_THE PROBLEM_
Wherever the word "name" appears in a line, extract that line.

_THE DATA_
>>>
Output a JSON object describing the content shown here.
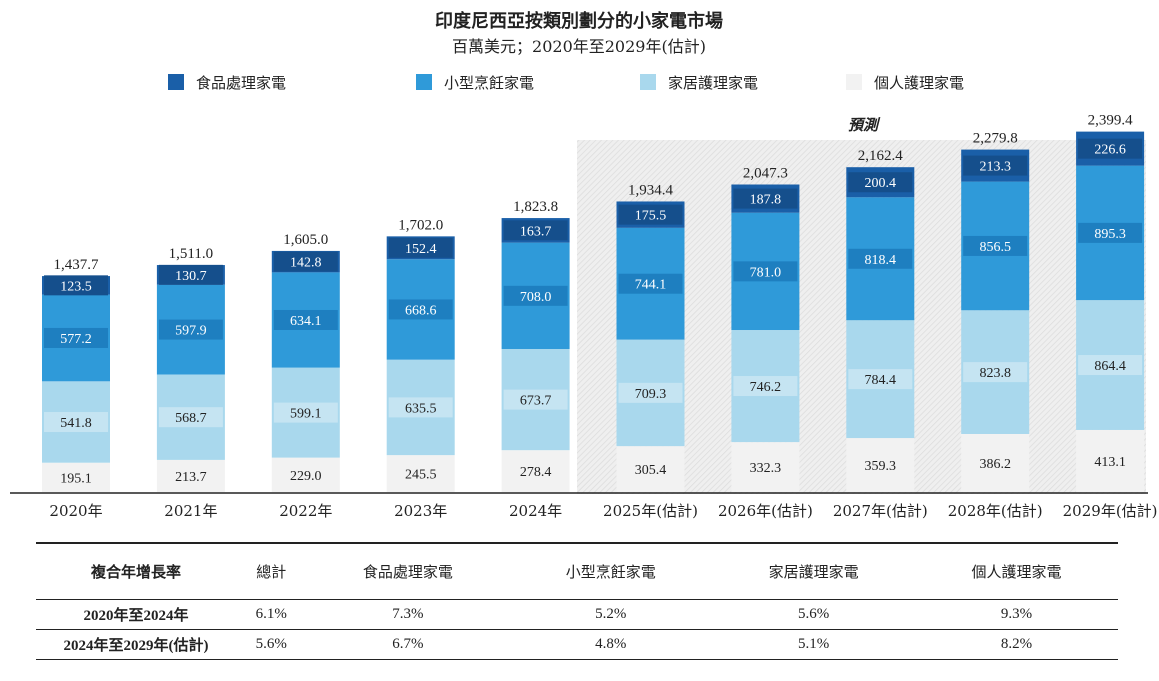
{
  "title": "印度尼西亞按類別劃分的小家電市場",
  "subtitle": "百萬美元；2020年至2029年(估計)",
  "forecast_label": "預測",
  "colors": {
    "food": "#1a5fa8",
    "kitchen": "#2f9ad9",
    "home": "#a9d8ed",
    "personal": "#f2f2f2",
    "forecast_bg": "#ececec"
  },
  "chart_data": {
    "type": "bar",
    "stacked": true,
    "categories": [
      "2020年",
      "2021年",
      "2022年",
      "2023年",
      "2024年",
      "2025年(估計)",
      "2026年(估計)",
      "2027年(估計)",
      "2028年(估計)",
      "2029年(估計)"
    ],
    "forecast_start_index": 5,
    "series": [
      {
        "name": "個人護理家電",
        "key": "personal",
        "values": [
          195.1,
          213.7,
          229.0,
          245.5,
          278.4,
          305.4,
          332.3,
          359.3,
          386.2,
          413.1
        ]
      },
      {
        "name": "家居護理家電",
        "key": "home",
        "values": [
          541.8,
          568.7,
          599.1,
          635.5,
          673.7,
          709.3,
          746.2,
          784.4,
          823.8,
          864.4
        ]
      },
      {
        "name": "小型烹飪家電",
        "key": "kitchen",
        "values": [
          577.2,
          597.9,
          634.1,
          668.6,
          708.0,
          744.1,
          781.0,
          818.4,
          856.5,
          895.3
        ]
      },
      {
        "name": "食品處理家電",
        "key": "food",
        "values": [
          123.5,
          130.7,
          142.8,
          152.4,
          163.7,
          175.5,
          187.8,
          200.4,
          213.3,
          226.6
        ]
      }
    ],
    "value_labels": {
      "personal": [
        "195.1",
        "213.7",
        "229.0",
        "245.5",
        "278.4",
        "305.4",
        "332.3",
        "359.3",
        "386.2",
        "413.1"
      ],
      "home": [
        "541.8",
        "568.7",
        "599.1",
        "635.5",
        "673.7",
        "709.3",
        "746.2",
        "784.4",
        "823.8",
        "864.4"
      ],
      "kitchen": [
        "577.2",
        "597.9",
        "634.1",
        "668.6",
        "708.0",
        "744.1",
        "781.0",
        "818.4",
        "856.5",
        "895.3"
      ],
      "food": [
        "123.5",
        "130.7",
        "142.8",
        "152.4",
        "163.7",
        "175.5",
        "187.8",
        "200.4",
        "213.3",
        "226.6"
      ]
    },
    "totals": [
      1437.7,
      1511.0,
      1605.0,
      1702.0,
      1823.8,
      1934.4,
      2047.3,
      2162.4,
      2279.8,
      2399.4
    ],
    "total_labels": [
      "1,437.7",
      "1,511.0",
      "1,605.0",
      "1,702.0",
      "1,823.8",
      "1,934.4",
      "2,047.3",
      "2,162.4",
      "2,279.8",
      "2,399.4"
    ],
    "legend": [
      {
        "key": "food",
        "label": "食品處理家電"
      },
      {
        "key": "kitchen",
        "label": "小型烹飪家電"
      },
      {
        "key": "home",
        "label": "家居護理家電"
      },
      {
        "key": "personal",
        "label": "個人護理家電"
      }
    ],
    "legend_position": "top",
    "ylim": [
      0,
      2600
    ]
  },
  "cagr_table": {
    "headers": [
      "複合年增長率",
      "總計",
      "食品處理家電",
      "小型烹飪家電",
      "家居護理家電",
      "個人護理家電"
    ],
    "rows": [
      {
        "period": "2020年至2024年",
        "values": [
          "6.1%",
          "7.3%",
          "5.2%",
          "5.6%",
          "9.3%"
        ]
      },
      {
        "period": "2024年至2029年(估計)",
        "values": [
          "5.6%",
          "6.7%",
          "4.8%",
          "5.1%",
          "8.2%"
        ]
      }
    ]
  }
}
<<<
_SOLUTION TO THE EXERCISE_
        "name": "個人護理家電",
        "name": "家居護理家電",
        "name": "小型烹飪家電",
        "name": "食品處理家電",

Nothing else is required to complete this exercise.